#### Exercise material
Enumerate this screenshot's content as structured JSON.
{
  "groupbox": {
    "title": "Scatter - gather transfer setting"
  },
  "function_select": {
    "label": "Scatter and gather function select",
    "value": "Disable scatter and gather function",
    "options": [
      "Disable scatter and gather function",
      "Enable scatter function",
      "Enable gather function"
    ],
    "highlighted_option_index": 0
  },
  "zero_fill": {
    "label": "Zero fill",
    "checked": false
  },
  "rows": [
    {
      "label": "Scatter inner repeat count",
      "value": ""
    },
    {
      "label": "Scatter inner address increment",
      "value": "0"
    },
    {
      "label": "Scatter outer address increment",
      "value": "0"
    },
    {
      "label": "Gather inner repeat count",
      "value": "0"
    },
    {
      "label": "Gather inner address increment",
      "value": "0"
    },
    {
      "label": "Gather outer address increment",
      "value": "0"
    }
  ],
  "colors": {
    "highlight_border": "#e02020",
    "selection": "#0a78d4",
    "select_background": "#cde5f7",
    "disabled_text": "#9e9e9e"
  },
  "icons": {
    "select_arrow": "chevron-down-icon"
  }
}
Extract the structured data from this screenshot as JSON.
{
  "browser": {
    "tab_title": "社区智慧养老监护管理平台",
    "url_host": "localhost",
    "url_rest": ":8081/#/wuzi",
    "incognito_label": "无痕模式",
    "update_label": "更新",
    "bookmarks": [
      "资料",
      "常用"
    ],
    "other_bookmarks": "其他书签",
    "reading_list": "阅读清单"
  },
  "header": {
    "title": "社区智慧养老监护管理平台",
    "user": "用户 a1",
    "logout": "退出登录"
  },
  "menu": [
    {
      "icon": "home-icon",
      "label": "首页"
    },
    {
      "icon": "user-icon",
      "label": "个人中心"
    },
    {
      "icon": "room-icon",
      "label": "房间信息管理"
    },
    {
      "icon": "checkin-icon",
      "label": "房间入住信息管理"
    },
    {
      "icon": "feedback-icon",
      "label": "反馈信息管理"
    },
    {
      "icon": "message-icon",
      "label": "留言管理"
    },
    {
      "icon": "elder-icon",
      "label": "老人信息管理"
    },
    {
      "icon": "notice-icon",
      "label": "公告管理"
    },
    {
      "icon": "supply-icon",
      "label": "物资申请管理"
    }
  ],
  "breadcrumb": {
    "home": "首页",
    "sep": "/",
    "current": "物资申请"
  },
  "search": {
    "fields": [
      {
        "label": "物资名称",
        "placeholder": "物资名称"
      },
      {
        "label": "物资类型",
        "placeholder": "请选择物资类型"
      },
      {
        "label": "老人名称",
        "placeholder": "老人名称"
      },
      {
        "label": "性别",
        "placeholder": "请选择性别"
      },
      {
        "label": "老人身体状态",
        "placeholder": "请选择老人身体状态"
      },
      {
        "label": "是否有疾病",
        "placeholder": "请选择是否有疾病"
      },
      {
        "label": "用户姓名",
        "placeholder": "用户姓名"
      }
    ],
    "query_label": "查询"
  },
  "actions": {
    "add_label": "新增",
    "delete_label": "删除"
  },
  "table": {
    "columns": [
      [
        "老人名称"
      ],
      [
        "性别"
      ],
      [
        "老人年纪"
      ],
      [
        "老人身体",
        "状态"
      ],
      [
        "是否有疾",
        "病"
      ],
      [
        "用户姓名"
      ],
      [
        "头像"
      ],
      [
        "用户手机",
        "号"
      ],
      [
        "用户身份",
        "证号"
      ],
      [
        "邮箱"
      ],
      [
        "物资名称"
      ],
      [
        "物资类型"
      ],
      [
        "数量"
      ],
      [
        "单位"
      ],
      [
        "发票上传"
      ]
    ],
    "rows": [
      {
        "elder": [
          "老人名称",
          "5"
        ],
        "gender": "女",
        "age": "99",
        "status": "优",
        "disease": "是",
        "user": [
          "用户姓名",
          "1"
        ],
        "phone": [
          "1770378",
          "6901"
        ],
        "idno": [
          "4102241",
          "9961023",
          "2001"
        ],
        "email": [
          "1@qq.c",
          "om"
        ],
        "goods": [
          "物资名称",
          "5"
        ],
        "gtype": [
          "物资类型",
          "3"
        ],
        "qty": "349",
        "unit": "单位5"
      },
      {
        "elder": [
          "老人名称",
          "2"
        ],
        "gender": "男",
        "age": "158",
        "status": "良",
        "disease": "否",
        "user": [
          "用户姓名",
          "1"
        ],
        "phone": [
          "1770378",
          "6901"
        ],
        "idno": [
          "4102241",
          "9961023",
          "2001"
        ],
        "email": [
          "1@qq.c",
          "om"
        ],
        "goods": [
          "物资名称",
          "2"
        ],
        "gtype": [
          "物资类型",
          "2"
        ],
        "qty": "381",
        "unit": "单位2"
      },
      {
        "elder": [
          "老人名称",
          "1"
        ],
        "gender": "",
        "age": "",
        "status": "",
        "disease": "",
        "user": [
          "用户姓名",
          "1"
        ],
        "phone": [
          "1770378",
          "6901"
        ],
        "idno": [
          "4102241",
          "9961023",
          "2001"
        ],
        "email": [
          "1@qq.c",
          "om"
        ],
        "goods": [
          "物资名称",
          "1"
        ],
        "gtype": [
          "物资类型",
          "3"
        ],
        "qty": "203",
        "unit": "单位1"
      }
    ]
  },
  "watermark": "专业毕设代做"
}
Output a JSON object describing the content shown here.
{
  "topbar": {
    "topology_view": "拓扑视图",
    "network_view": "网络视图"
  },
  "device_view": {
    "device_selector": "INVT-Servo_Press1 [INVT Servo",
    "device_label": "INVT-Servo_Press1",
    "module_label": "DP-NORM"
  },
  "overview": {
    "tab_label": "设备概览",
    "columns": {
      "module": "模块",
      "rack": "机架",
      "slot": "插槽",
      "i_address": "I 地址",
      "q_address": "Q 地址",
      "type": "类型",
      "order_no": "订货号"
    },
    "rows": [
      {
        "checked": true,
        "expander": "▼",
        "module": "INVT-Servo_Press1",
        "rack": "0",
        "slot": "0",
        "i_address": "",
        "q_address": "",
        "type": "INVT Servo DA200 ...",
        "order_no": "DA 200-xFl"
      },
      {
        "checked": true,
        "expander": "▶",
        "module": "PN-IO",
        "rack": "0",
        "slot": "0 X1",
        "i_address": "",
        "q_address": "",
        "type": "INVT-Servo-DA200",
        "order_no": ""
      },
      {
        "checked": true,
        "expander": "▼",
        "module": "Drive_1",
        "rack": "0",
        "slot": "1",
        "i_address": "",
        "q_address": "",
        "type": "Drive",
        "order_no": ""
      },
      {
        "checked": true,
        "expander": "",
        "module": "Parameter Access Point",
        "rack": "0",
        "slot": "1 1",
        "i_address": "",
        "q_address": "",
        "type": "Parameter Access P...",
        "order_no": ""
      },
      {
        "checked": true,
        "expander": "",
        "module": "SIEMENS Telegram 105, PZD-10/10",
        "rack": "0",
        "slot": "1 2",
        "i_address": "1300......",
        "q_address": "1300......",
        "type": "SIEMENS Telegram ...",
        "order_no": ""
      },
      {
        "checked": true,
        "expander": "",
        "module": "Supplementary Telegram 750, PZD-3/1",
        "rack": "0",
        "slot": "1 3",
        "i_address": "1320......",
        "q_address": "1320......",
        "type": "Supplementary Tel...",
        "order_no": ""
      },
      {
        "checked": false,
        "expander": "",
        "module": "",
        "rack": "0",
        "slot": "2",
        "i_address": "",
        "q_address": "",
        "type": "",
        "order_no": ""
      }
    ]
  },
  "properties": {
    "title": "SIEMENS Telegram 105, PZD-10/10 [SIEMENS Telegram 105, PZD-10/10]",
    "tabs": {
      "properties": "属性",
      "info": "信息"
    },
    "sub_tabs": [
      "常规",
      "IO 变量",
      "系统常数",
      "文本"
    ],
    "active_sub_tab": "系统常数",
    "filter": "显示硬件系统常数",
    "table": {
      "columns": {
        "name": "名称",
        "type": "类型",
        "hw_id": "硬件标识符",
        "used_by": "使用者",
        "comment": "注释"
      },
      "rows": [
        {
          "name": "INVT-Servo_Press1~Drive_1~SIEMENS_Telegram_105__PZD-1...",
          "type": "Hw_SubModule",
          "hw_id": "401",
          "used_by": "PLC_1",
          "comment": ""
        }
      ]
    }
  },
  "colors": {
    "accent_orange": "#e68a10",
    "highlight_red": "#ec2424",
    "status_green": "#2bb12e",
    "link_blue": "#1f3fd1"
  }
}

#### To be done
Show every line in the entries where the string "increment" occurs.

#### Finished task
      "label": "Scatter inner address increment",
      "label": "Scatter outer address increment",
      "label": "Gather inner address increment",
      "label": "Gather outer address increment",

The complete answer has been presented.